**Given exercise:**
Transcribe each record exactly. Include every one.

▼▼▼

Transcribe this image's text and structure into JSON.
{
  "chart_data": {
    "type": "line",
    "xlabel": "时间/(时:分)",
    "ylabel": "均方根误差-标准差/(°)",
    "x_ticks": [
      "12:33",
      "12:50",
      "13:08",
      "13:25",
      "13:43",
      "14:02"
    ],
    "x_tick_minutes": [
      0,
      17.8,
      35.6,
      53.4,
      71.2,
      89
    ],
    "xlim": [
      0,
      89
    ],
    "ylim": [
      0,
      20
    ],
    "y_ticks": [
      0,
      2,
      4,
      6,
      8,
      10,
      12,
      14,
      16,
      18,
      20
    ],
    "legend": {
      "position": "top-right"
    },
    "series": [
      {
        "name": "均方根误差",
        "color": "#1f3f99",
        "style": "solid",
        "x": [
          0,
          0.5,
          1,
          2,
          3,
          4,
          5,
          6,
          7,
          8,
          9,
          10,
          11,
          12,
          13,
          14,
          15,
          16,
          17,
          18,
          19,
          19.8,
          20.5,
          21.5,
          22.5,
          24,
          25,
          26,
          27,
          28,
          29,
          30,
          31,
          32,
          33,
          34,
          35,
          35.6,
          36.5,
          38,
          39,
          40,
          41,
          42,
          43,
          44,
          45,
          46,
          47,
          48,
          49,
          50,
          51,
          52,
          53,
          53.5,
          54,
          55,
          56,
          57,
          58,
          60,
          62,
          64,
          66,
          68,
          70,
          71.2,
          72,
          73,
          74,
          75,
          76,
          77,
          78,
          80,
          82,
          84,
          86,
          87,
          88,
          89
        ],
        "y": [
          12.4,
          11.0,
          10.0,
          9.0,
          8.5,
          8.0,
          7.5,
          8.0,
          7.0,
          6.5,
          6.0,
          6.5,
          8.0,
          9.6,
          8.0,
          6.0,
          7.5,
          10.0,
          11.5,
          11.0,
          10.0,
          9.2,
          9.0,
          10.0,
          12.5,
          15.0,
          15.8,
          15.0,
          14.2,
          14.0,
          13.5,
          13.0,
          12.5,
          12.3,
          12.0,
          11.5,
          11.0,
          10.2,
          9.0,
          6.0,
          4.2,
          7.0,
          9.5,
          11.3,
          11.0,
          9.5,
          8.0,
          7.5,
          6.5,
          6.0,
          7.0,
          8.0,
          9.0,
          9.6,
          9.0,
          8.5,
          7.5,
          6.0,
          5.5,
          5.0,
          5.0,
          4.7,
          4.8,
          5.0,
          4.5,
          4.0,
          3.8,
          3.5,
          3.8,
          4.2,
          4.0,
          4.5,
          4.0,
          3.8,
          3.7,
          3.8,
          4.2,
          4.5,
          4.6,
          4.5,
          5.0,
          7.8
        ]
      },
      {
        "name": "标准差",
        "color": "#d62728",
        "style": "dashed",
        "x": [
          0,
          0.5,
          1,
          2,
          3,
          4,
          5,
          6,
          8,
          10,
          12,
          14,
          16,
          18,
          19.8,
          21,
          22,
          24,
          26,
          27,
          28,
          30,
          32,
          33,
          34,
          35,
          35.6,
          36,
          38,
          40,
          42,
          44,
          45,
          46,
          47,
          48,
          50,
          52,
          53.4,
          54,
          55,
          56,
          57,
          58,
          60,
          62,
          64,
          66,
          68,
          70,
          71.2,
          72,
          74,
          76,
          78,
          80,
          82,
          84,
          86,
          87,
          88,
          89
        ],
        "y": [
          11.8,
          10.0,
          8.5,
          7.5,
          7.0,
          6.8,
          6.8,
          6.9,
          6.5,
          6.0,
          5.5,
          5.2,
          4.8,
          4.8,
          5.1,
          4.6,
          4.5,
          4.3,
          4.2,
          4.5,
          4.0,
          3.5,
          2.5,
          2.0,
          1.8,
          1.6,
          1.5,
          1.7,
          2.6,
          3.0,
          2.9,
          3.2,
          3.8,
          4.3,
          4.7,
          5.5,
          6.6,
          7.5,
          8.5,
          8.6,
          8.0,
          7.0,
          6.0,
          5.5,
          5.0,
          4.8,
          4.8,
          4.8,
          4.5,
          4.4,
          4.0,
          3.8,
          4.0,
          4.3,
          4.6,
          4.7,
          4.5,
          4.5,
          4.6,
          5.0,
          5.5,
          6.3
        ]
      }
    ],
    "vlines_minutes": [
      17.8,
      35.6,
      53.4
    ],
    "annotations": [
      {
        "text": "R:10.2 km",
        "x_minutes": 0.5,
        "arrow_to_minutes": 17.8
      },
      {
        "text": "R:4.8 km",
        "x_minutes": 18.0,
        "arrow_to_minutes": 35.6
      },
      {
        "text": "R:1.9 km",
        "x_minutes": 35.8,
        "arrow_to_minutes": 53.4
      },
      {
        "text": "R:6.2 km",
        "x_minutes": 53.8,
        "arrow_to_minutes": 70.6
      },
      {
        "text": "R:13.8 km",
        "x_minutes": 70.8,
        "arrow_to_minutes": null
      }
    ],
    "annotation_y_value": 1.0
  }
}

▲▲▲

**Completed task:**
Transcribe this image's text and structure into JSON.
{
  "chart_data": {
    "type": "line",
    "xlabel": "时间/(时:分)",
    "ylabel": "均方根误差-标准差/(°)",
    "x_ticks": [
      "12:33",
      "12:50",
      "13:08",
      "13:25",
      "13:43",
      "14:02"
    ],
    "x_tick_minutes": [
      0,
      17.8,
      35.6,
      53.4,
      71.2,
      89
    ],
    "xlim": [
      0,
      89
    ],
    "ylim": [
      0,
      20
    ],
    "y_ticks": [
      0,
      2,
      4,
      6,
      8,
      10,
      12,
      14,
      16,
      18,
      20
    ],
    "legend": {
      "position": "top-right"
    },
    "series": [
      {
        "name": "均方根误差",
        "color": "#1f3f99",
        "style": "solid",
        "x": [
          0,
          0.5,
          1,
          2,
          3,
          4,
          5,
          6,
          7,
          8,
          9,
          10,
          11,
          12,
          13,
          14,
          15,
          16,
          17,
          18,
          19,
          19.8,
          20.5,
          21.5,
          22.5,
          24,
          25,
          26,
          27,
          28,
          29,
          30,
          31,
          32,
          33,
          34,
          35,
          35.6,
          36.5,
          38,
          39,
          40,
          41,
          42,
          43,
          44,
          45,
          46,
          47,
          48,
          49,
          50,
          51,
          52,
          53,
          53.5,
          54,
          55,
          56,
          57,
          58,
          60,
          62,
          64,
          66,
          68,
          70,
          71.2,
          72,
          73,
          74,
          75,
          76,
          77,
          78,
          80,
          82,
          84,
          86,
          87,
          88,
          89
        ],
        "y": [
          12.4,
          11.0,
          10.0,
          9.0,
          8.5,
          8.0,
          7.5,
          8.0,
          7.0,
          6.5,
          6.0,
          6.5,
          8.0,
          9.6,
          8.0,
          6.0,
          7.5,
          10.0,
          11.5,
          11.0,
          10.0,
          9.2,
          9.0,
          10.0,
          12.5,
          15.0,
          15.8,
          15.0,
          14.2,
          14.0,
          13.5,
          13.0,
          12.5,
          12.3,
          12.0,
          11.5,
          11.0,
          10.2,
          9.0,
          6.0,
          4.2,
          7.0,
          9.5,
          11.3,
          11.0,
          9.5,
          8.0,
          7.5,
          6.5,
          6.0,
          7.0,
          8.0,
          9.0,
          9.6,
          9.0,
          8.5,
          7.5,
          6.0,
          5.5,
          5.0,
          5.0,
          4.7,
          4.8,
          5.0,
          4.5,
          4.0,
          3.8,
          3.5,
          3.8,
          4.2,
          4.0,
          4.5,
          4.0,
          3.8,
          3.7,
          3.8,
          4.2,
          4.5,
          4.6,
          4.5,
          5.0,
          7.8
        ]
      },
      {
        "name": "标准差",
        "color": "#d62728",
        "style": "dashed",
        "x": [
          0,
          0.5,
          1,
          2,
          3,
          4,
          5,
          6,
          8,
          10,
          12,
          14,
          16,
          18,
          19.8,
          21,
          22,
          24,
          26,
          27,
          28,
          30,
          32,
          33,
          34,
          35,
          35.6,
          36,
          38,
          40,
          42,
          44,
          45,
          46,
          47,
          48,
          50,
          52,
          53.4,
          54,
          55,
          56,
          57,
          58,
          60,
          62,
          64,
          66,
          68,
          70,
          71.2,
          72,
          74,
          76,
          78,
          80,
          82,
          84,
          86,
          87,
          88,
          89
        ],
        "y": [
          11.8,
          10.0,
          8.5,
          7.5,
          7.0,
          6.8,
          6.8,
          6.9,
          6.5,
          6.0,
          5.5,
          5.2,
          4.8,
          4.8,
          5.1,
          4.6,
          4.5,
          4.3,
          4.2,
          4.5,
          4.0,
          3.5,
          2.5,
          2.0,
          1.8,
          1.6,
          1.5,
          1.7,
          2.6,
          3.0,
          2.9,
          3.2,
          3.8,
          4.3,
          4.7,
          5.5,
          6.6,
          7.5,
          8.5,
          8.6,
          8.0,
          7.0,
          6.0,
          5.5,
          5.0,
          4.8,
          4.8,
          4.8,
          4.5,
          4.4,
          4.0,
          3.8,
          4.0,
          4.3,
          4.6,
          4.7,
          4.5,
          4.5,
          4.6,
          5.0,
          5.5,
          6.3
        ]
      }
    ],
    "vlines_minutes": [
      17.8,
      35.6,
      53.4
    ],
    "annotations": [
      {
        "text": "R:10.2 km",
        "x_minutes": 0.5,
        "arrow_to_minutes": 17.8
      },
      {
        "text": "R:4.8 km",
        "x_minutes": 18.0,
        "arrow_to_minutes": 35.6
      },
      {
        "text": "R:1.9 km",
        "x_minutes": 35.8,
        "arrow_to_minutes": 53.4
      },
      {
        "text": "R:6.2 km",
        "x_minutes": 53.8,
        "arrow_to_minutes": 70.6
      },
      {
        "text": "R:13.8 km",
        "x_minutes": 70.8,
        "arrow_to_minutes": null
      }
    ],
    "annotation_y_value": 1.0
  }
}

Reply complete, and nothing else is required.